Saved data entries:
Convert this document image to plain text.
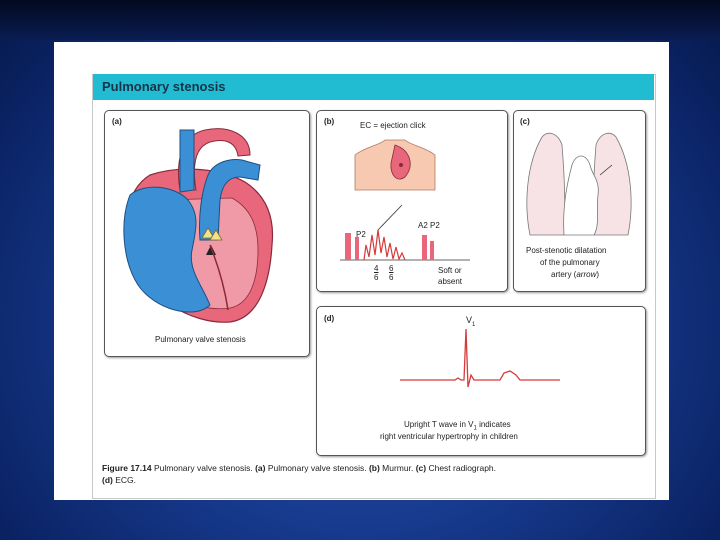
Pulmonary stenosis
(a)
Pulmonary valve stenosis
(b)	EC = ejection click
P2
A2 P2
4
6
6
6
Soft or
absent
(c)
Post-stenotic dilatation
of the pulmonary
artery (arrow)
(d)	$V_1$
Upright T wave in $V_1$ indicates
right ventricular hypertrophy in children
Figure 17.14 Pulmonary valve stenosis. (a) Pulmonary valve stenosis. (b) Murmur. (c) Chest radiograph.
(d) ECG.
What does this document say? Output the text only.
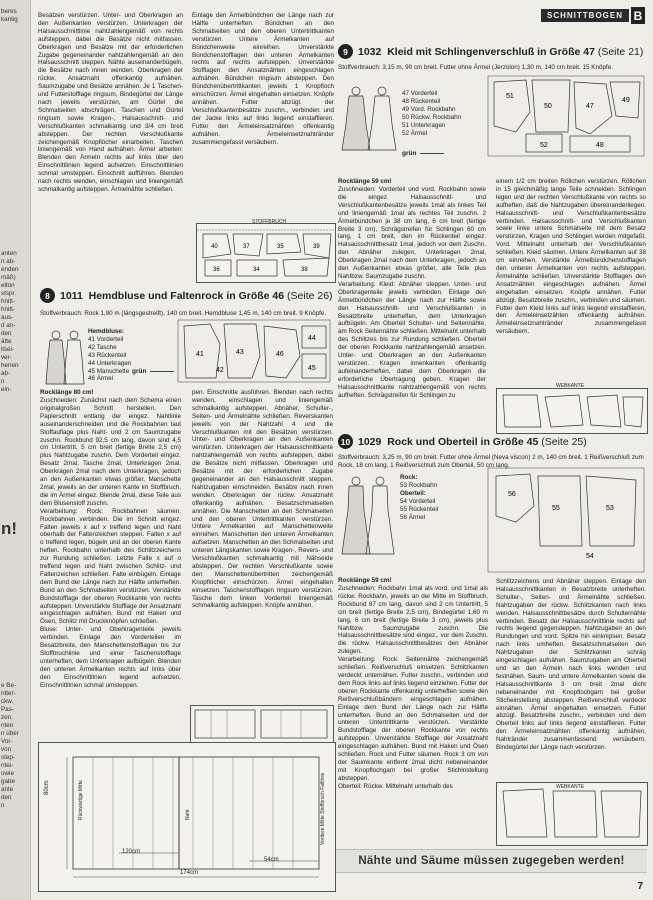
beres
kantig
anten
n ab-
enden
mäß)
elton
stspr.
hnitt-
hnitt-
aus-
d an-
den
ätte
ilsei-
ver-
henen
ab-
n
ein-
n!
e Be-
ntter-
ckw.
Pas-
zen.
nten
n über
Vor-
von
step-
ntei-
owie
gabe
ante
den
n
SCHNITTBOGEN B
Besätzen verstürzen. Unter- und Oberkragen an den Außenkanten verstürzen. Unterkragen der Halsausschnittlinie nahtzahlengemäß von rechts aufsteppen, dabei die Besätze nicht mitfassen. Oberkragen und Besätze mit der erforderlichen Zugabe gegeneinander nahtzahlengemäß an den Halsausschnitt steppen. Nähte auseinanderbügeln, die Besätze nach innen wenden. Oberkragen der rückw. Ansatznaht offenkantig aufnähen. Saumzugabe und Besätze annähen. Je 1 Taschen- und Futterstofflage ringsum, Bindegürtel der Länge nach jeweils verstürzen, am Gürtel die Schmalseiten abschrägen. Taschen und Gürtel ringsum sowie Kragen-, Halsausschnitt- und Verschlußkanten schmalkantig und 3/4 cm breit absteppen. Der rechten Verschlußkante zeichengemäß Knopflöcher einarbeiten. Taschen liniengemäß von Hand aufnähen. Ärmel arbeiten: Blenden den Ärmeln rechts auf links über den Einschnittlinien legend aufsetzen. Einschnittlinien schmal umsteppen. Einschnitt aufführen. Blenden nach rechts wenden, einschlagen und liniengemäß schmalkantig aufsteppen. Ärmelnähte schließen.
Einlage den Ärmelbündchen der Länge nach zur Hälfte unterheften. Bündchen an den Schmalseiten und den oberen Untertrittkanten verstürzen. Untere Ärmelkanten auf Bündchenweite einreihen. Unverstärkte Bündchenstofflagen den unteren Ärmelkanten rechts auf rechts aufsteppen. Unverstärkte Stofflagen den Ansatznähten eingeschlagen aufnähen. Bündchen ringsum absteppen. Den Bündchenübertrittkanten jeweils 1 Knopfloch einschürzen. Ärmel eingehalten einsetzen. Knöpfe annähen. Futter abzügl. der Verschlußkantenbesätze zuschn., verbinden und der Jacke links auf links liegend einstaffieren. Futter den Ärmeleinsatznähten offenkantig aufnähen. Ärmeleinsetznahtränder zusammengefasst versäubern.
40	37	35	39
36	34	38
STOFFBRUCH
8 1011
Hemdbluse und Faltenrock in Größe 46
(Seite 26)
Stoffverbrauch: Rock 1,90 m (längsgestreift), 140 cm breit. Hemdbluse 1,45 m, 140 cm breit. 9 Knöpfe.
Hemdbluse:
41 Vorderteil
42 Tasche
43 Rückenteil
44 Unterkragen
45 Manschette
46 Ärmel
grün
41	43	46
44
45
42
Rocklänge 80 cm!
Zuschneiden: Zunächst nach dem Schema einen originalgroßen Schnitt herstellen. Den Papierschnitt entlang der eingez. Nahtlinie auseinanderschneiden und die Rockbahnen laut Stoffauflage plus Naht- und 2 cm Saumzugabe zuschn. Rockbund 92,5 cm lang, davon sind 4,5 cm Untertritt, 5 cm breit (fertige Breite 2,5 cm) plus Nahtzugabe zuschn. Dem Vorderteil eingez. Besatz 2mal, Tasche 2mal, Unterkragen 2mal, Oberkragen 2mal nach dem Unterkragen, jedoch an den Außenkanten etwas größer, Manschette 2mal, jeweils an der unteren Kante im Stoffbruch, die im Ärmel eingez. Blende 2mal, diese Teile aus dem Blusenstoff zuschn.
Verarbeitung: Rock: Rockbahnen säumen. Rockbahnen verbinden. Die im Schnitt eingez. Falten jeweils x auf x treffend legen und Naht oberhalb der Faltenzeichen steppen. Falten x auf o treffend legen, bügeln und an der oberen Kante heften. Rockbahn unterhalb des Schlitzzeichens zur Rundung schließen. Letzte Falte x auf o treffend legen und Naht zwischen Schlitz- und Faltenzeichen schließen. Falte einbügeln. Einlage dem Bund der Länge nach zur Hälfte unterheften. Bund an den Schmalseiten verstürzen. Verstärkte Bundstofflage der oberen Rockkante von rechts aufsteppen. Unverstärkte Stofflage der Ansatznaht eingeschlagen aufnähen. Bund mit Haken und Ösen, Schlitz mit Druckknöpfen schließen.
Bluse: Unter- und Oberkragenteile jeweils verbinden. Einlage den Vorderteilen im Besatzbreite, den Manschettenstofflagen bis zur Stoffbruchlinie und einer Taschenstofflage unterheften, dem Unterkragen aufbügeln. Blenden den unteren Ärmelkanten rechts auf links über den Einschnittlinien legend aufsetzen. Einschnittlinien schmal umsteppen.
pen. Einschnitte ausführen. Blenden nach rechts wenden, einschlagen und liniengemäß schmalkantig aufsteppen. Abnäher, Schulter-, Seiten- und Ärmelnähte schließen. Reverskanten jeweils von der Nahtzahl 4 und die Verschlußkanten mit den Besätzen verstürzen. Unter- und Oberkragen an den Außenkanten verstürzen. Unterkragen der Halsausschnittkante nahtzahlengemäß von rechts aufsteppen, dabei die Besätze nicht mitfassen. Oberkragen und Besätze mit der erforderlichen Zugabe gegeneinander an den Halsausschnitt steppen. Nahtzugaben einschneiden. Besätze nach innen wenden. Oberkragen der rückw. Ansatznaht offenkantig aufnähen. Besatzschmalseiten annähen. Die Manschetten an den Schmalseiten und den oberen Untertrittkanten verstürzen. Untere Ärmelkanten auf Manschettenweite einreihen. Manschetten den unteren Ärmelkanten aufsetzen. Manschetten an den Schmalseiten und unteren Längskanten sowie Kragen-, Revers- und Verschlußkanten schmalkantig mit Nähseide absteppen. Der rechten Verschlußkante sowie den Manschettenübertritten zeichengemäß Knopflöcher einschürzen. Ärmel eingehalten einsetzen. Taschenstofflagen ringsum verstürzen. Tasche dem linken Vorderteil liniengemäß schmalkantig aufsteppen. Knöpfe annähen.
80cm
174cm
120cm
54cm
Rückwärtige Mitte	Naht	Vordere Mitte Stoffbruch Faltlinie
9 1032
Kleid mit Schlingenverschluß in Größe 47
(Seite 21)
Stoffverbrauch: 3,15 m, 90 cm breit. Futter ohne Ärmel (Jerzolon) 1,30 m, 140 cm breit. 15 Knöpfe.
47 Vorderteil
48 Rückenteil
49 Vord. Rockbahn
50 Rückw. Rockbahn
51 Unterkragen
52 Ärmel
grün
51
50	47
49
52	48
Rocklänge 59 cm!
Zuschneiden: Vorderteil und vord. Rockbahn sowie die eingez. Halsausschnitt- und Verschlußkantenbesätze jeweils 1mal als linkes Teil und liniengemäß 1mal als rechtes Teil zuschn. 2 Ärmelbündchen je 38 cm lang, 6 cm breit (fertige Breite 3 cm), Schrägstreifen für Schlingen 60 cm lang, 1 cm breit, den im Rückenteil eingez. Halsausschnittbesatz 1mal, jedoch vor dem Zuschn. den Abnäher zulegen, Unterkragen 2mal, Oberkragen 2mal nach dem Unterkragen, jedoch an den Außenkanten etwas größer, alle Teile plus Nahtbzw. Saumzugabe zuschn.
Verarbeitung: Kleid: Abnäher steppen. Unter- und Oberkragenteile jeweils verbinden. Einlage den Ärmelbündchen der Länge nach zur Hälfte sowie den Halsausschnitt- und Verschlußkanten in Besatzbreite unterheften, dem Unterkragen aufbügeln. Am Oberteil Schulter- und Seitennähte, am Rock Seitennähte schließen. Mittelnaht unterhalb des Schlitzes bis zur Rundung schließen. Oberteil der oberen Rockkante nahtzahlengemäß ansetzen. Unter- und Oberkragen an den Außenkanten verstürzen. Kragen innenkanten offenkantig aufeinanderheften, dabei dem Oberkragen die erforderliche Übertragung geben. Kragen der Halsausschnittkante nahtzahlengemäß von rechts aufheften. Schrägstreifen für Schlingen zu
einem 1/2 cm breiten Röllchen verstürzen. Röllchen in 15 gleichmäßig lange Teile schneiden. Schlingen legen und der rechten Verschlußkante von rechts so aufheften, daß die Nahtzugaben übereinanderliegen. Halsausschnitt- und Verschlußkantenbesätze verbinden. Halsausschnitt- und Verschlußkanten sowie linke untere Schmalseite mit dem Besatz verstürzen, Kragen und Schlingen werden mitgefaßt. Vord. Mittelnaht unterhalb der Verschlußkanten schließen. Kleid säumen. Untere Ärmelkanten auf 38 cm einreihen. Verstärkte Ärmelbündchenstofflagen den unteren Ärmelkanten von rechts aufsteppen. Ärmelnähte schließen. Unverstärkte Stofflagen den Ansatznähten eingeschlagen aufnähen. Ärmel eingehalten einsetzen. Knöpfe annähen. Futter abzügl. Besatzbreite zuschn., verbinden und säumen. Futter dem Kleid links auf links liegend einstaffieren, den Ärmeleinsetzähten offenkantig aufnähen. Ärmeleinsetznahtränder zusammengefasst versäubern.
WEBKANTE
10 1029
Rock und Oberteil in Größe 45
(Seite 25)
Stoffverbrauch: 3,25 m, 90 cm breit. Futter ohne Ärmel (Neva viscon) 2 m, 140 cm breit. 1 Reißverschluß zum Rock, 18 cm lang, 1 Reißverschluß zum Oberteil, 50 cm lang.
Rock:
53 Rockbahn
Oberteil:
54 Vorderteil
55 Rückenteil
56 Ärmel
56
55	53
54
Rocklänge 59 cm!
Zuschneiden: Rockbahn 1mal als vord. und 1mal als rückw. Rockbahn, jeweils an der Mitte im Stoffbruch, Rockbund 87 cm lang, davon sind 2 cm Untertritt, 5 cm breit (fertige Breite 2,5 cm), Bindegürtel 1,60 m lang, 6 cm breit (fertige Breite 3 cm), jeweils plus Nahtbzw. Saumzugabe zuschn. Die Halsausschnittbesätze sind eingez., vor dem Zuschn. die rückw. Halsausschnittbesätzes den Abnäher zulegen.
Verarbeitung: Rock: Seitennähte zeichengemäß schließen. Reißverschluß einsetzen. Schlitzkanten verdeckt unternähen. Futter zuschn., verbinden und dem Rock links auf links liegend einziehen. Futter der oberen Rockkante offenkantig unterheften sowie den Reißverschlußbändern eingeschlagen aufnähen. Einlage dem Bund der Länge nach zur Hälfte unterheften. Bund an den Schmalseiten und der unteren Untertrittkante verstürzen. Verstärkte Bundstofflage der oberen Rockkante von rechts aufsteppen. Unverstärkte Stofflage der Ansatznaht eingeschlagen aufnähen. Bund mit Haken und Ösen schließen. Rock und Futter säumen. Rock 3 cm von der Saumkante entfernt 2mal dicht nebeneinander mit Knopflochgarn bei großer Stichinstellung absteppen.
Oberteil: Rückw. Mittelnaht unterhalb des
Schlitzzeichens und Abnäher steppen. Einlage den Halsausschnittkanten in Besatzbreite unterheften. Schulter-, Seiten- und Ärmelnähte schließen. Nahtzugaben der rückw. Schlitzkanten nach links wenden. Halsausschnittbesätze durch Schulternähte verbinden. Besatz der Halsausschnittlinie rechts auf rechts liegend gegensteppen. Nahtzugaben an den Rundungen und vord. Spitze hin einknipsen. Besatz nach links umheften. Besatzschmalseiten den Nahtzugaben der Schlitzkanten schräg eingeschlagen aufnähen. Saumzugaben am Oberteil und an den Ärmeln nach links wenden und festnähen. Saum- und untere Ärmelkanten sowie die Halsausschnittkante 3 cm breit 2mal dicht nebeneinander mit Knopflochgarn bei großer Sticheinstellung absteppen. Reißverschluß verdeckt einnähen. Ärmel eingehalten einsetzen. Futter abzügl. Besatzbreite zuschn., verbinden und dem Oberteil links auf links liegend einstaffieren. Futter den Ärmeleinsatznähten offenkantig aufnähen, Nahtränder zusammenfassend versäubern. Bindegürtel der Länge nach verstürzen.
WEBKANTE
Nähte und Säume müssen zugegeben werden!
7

- [Goal] Show all lines in the entries above where the string "document" appears.

- [Written answer]
Convert this document image to plain text.
What does this document say? Output the text only.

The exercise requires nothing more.